Go through the records and copy each line where the word "under" occurs.

============

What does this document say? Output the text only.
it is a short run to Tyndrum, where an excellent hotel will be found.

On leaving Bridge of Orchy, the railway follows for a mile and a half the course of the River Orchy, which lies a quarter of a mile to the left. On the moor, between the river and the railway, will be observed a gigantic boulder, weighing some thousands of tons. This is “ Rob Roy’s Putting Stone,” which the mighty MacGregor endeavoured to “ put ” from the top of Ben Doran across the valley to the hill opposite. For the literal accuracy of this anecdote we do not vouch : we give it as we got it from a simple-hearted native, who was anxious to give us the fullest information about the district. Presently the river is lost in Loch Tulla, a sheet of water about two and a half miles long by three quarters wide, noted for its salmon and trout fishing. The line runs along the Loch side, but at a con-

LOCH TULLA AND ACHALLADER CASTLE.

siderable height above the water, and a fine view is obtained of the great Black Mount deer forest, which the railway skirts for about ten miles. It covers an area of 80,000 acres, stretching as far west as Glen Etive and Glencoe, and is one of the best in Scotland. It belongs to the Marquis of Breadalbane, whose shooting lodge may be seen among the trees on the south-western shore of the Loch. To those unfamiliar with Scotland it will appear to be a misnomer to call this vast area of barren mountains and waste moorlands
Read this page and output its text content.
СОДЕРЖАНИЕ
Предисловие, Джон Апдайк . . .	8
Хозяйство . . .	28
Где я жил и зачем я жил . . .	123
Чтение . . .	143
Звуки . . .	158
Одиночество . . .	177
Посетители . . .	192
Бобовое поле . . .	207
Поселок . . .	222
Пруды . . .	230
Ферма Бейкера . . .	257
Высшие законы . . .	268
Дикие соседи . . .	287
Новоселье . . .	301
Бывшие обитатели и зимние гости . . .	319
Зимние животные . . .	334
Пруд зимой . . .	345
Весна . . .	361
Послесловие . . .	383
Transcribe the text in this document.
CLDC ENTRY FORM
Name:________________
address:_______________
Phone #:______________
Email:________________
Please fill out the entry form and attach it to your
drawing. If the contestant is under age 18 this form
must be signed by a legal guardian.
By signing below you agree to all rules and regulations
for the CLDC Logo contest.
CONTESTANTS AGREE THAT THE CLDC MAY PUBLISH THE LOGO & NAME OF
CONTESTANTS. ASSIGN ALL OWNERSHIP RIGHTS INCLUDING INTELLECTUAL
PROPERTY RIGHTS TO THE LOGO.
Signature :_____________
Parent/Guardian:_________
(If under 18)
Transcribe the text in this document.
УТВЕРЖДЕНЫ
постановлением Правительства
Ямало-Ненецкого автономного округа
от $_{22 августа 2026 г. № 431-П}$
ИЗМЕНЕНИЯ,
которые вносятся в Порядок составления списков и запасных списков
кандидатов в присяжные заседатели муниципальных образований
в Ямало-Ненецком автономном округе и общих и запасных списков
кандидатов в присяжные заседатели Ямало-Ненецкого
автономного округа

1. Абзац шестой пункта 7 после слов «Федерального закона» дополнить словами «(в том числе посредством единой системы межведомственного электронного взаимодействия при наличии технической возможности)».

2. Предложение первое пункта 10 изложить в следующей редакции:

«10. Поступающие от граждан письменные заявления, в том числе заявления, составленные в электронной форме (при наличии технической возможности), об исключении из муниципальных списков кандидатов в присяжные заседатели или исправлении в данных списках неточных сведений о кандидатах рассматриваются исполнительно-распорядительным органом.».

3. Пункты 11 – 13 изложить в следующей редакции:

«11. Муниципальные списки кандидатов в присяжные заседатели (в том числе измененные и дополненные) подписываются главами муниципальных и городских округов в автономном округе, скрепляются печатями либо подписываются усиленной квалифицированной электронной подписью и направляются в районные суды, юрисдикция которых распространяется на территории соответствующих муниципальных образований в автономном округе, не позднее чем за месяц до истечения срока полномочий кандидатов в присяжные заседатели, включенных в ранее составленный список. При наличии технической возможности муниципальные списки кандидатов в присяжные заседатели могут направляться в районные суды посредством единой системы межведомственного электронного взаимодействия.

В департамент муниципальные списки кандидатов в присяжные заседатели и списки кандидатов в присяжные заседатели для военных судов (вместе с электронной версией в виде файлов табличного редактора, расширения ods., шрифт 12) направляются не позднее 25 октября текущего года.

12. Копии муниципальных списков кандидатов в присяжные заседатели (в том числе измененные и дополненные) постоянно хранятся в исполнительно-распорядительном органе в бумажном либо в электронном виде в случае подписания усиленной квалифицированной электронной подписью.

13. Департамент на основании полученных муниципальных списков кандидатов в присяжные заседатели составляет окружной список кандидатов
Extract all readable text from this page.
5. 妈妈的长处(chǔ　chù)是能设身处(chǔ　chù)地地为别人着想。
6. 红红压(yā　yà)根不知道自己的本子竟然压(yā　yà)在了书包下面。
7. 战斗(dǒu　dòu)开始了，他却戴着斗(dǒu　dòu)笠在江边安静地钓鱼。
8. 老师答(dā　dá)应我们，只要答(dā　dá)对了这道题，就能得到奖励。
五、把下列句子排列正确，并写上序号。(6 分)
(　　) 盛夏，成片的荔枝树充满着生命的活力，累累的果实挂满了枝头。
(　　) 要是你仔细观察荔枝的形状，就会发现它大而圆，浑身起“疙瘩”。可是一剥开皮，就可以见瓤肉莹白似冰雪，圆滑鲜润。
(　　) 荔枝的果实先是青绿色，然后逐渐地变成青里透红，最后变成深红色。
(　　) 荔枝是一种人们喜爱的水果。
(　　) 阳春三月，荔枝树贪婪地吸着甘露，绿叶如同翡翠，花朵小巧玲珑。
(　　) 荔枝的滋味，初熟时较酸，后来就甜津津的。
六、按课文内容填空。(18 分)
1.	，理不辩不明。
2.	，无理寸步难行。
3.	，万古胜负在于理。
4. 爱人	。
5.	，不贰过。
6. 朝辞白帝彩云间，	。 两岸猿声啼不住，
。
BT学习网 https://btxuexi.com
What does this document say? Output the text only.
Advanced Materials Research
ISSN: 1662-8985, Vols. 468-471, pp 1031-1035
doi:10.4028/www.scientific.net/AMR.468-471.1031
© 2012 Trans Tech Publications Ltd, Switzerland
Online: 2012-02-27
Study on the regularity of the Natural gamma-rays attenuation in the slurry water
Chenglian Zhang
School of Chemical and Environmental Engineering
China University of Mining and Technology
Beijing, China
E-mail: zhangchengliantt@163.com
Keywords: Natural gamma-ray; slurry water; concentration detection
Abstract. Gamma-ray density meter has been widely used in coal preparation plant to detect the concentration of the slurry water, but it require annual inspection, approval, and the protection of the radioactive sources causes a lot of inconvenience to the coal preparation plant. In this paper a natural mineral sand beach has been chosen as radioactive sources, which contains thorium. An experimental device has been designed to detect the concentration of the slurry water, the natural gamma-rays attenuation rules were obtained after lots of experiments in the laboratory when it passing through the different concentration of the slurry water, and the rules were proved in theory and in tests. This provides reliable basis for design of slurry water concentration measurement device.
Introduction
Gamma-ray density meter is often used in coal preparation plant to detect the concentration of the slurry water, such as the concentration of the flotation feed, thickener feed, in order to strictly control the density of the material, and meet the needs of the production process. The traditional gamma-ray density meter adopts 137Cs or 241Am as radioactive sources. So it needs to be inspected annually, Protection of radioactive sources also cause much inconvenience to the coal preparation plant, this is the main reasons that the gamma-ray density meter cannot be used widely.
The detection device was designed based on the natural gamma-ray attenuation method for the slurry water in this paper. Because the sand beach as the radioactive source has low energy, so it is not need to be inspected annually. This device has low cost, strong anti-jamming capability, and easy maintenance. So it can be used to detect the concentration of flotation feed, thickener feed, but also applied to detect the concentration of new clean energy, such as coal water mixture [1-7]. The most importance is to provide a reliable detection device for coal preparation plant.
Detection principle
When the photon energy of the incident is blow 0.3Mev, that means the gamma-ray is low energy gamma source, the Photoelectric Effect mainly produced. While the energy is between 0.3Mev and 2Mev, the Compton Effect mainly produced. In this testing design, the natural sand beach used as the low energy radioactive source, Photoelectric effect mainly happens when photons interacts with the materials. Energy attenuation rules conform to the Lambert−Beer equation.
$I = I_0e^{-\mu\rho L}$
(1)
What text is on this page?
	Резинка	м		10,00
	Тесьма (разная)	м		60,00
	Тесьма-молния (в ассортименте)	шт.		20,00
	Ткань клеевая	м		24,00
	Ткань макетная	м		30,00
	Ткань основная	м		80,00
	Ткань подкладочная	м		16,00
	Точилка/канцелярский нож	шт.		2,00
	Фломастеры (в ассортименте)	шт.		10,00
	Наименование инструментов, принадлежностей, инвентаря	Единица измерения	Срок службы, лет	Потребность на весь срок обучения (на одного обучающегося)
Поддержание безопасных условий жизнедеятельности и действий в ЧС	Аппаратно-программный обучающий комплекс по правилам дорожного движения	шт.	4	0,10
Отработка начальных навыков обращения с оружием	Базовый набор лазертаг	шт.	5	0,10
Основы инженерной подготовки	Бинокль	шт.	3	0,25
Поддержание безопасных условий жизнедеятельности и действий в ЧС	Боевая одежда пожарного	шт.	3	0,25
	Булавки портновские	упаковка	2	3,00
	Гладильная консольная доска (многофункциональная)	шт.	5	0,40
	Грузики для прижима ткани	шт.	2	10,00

============

▶ [COMPLETED TASK]
drawing. If the contestant is under age 18 this form
(If under 18)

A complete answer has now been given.